THE PROBLEM: Output the material word for word. Leave each picture out.

[Begin DATA TO USE]

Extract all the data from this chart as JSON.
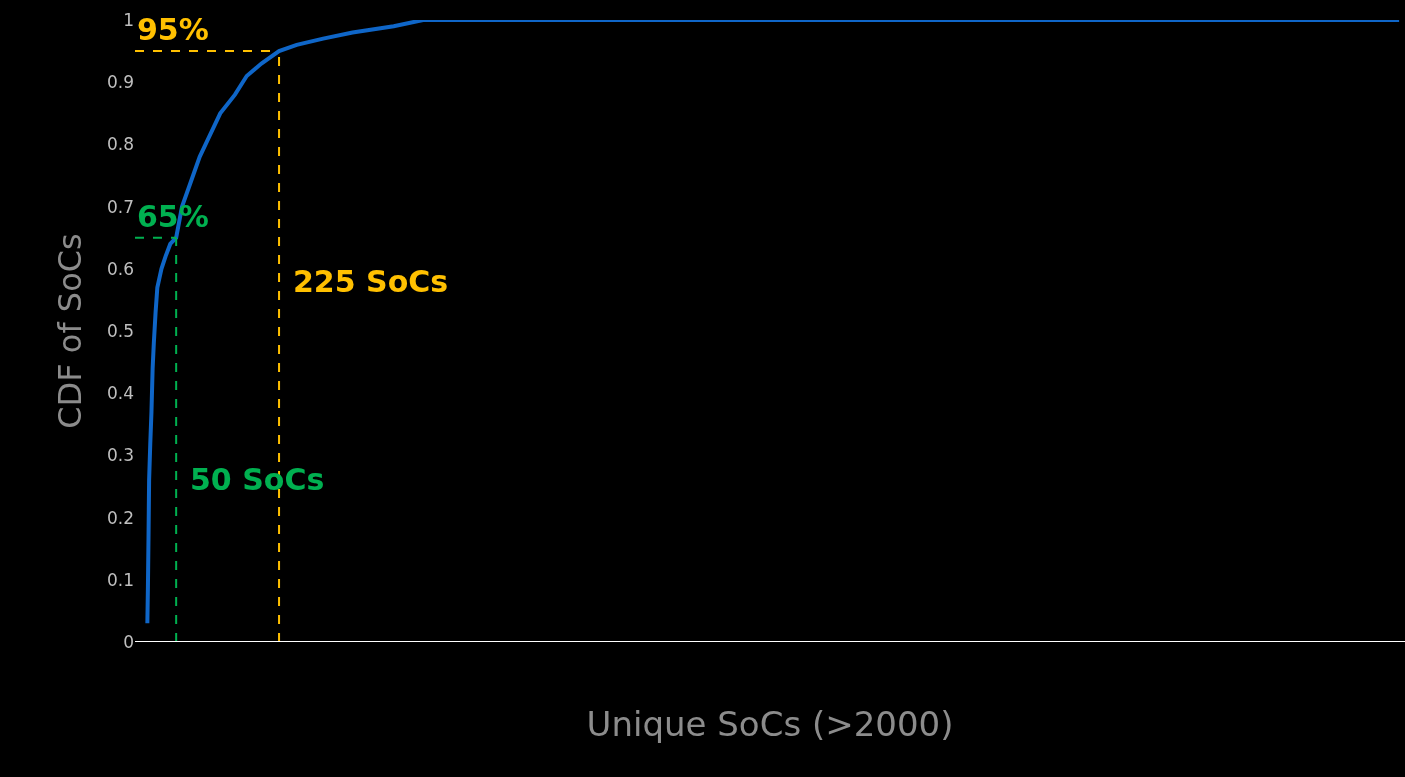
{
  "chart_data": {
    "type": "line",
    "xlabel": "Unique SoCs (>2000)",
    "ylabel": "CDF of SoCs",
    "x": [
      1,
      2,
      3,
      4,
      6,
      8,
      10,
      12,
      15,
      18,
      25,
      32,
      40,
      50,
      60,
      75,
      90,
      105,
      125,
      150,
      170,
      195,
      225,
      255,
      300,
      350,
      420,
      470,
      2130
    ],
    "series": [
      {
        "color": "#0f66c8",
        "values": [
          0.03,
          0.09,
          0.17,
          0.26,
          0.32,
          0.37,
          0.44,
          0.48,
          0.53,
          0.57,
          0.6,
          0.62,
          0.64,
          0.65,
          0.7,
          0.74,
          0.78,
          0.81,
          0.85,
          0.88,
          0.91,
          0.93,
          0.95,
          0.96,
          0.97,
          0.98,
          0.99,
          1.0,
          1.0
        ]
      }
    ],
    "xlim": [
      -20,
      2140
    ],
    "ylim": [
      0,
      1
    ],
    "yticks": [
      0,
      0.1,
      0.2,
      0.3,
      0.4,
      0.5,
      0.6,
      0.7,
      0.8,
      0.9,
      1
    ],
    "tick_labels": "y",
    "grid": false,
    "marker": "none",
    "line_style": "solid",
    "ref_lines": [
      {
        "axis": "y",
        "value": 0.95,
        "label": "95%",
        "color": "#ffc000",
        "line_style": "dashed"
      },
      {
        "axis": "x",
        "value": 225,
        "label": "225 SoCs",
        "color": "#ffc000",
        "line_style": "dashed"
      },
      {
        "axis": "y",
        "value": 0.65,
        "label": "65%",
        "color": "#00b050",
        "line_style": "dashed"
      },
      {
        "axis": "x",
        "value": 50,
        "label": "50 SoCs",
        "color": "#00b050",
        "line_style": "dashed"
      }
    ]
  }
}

[End DATA TO USE]

OUTPUT FOR THIS EXERCISE:
Extract all the data from this chart as JSON.
{
  "chart_data": {
    "type": "line",
    "xlabel": "Unique SoCs (>2000)",
    "ylabel": "CDF of SoCs",
    "x": [
      1,
      2,
      3,
      4,
      6,
      8,
      10,
      12,
      15,
      18,
      25,
      32,
      40,
      50,
      60,
      75,
      90,
      105,
      125,
      150,
      170,
      195,
      225,
      255,
      300,
      350,
      420,
      470,
      2130
    ],
    "series": [
      {
        "color": "#0f66c8",
        "values": [
          0.03,
          0.09,
          0.17,
          0.26,
          0.32,
          0.37,
          0.44,
          0.48,
          0.53,
          0.57,
          0.6,
          0.62,
          0.64,
          0.65,
          0.7,
          0.74,
          0.78,
          0.81,
          0.85,
          0.88,
          0.91,
          0.93,
          0.95,
          0.96,
          0.97,
          0.98,
          0.99,
          1.0,
          1.0
        ]
      }
    ],
    "xlim": [
      -20,
      2140
    ],
    "ylim": [
      0,
      1
    ],
    "yticks": [
      0,
      0.1,
      0.2,
      0.3,
      0.4,
      0.5,
      0.6,
      0.7,
      0.8,
      0.9,
      1
    ],
    "tick_labels": "y",
    "grid": false,
    "marker": "none",
    "line_style": "solid",
    "ref_lines": [
      {
        "axis": "y",
        "value": 0.95,
        "label": "95%",
        "color": "#ffc000",
        "line_style": "dashed"
      },
      {
        "axis": "x",
        "value": 225,
        "label": "225 SoCs",
        "color": "#ffc000",
        "line_style": "dashed"
      },
      {
        "axis": "y",
        "value": 0.65,
        "label": "65%",
        "color": "#00b050",
        "line_style": "dashed"
      },
      {
        "axis": "x",
        "value": 50,
        "label": "50 SoCs",
        "color": "#00b050",
        "line_style": "dashed"
      }
    ]
  }
}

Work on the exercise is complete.